Collected data
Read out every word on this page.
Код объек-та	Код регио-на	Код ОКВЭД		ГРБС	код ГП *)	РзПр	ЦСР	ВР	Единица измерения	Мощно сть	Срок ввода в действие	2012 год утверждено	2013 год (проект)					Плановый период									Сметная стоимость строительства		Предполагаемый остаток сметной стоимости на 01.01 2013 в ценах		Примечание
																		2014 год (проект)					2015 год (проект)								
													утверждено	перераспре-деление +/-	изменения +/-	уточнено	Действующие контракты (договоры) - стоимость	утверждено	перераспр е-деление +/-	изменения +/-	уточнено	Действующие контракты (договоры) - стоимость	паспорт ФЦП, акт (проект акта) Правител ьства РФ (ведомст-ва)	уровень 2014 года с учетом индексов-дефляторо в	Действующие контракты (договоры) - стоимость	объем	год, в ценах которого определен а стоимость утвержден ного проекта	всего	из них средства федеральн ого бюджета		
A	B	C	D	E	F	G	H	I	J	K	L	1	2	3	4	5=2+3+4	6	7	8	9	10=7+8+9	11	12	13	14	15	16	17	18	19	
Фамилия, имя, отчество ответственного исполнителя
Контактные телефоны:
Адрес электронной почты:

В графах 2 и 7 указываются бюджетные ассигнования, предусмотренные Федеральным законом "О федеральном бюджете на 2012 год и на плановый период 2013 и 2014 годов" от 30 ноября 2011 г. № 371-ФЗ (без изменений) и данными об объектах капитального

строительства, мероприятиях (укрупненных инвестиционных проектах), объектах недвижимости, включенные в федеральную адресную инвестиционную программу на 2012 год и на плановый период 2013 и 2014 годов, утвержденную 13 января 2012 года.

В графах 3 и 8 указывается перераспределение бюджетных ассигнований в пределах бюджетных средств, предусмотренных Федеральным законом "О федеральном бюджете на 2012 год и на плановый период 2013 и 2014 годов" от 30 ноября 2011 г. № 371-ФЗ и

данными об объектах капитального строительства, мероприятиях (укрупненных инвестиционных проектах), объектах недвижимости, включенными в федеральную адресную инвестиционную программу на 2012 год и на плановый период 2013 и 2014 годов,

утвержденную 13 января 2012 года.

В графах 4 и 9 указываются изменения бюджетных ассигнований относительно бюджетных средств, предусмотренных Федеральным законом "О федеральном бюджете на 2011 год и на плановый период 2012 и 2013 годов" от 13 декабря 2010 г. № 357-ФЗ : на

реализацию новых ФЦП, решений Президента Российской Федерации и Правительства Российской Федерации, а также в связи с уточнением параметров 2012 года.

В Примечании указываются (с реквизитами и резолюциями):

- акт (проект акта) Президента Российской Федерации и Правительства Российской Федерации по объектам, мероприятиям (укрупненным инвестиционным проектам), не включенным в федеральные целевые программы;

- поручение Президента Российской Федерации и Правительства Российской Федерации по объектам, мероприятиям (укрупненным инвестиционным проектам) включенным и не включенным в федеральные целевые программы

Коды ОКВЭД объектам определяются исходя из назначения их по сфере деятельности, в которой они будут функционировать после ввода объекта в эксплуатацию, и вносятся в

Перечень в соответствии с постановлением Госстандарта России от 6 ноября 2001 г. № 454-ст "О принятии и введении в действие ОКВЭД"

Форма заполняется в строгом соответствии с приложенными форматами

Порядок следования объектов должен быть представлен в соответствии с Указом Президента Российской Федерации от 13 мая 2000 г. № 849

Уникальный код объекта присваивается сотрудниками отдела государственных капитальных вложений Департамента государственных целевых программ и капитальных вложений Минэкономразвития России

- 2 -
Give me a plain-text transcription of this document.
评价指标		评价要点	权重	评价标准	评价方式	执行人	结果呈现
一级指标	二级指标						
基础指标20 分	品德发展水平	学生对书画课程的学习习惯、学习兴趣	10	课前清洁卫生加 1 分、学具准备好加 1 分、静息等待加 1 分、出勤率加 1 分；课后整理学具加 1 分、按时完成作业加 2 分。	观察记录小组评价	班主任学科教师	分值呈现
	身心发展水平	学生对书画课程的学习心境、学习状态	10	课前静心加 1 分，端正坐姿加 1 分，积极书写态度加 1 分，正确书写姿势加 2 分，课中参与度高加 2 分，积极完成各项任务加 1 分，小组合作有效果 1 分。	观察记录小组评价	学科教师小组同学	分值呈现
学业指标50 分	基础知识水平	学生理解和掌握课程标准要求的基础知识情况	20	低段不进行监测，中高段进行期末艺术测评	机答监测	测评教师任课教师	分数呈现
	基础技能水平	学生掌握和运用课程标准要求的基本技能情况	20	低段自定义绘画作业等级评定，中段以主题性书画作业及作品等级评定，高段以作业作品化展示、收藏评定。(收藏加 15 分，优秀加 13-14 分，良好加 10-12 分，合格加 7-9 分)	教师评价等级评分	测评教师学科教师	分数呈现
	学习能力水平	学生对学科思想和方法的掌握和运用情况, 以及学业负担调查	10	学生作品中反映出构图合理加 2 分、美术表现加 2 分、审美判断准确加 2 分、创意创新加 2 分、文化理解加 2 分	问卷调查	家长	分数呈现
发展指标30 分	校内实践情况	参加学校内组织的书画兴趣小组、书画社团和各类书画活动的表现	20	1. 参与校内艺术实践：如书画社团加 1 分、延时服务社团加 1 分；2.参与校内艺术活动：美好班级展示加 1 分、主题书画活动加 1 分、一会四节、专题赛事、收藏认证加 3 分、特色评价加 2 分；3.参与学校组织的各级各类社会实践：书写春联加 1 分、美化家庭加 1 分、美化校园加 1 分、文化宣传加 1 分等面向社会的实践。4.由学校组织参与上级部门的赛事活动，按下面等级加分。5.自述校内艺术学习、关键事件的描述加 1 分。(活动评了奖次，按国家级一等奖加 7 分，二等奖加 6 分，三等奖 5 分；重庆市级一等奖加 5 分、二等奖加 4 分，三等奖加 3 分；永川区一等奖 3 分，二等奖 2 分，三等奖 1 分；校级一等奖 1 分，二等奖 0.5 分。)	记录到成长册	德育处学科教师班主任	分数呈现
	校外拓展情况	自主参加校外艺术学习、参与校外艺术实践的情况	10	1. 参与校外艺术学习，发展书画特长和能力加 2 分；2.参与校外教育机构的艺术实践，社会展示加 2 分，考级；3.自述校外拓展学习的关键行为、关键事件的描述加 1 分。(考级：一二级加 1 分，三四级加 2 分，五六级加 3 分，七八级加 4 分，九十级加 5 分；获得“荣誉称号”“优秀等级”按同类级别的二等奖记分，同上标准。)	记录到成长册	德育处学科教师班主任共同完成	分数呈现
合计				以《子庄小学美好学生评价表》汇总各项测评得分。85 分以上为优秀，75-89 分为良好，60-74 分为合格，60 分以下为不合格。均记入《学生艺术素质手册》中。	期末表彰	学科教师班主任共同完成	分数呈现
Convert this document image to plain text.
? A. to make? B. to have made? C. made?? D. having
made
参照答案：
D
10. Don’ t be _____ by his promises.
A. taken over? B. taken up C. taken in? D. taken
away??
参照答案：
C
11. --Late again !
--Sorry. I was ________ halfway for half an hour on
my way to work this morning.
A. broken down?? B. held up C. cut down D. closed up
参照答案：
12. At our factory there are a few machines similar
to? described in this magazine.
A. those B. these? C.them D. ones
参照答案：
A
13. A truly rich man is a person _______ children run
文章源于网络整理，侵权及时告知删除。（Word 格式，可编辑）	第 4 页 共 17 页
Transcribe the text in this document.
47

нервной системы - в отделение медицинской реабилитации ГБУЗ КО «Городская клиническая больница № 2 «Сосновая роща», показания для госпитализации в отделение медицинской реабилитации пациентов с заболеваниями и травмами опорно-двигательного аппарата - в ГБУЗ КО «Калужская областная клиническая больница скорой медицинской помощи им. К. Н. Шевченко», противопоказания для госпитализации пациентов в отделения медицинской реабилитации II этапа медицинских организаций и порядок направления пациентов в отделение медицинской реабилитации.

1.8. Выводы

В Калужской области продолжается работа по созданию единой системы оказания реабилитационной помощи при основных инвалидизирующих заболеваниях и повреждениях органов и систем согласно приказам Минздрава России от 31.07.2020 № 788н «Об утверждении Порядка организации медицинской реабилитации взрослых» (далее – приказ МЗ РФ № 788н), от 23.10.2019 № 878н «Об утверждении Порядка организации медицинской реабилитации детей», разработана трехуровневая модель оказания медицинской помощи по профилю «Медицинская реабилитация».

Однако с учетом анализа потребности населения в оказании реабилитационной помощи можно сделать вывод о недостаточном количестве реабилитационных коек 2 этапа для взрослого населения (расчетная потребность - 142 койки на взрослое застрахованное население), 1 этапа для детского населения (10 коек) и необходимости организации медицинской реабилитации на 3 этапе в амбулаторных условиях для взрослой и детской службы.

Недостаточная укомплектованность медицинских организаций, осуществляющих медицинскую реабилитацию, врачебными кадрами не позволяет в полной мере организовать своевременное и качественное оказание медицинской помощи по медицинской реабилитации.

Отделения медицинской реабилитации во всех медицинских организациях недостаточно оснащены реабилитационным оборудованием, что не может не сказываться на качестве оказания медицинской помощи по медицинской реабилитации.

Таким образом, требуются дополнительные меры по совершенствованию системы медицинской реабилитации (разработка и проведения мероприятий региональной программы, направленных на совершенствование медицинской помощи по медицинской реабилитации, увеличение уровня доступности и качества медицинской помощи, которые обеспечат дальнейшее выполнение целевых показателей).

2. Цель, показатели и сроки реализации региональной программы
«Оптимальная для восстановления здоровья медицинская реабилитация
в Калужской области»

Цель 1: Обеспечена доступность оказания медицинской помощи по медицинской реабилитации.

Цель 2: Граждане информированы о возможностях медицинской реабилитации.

■ **Task**:
Find the lines holding "Цель" and list every one.

■ **The output**:
2. Цель, показатели и сроки реализации региональной программы
Цель 1: Обеспечена доступность оказания медицинской помощи по медицинской реабилитации.
Цель 2: Граждане информированы о возможностях медицинской реабилитации.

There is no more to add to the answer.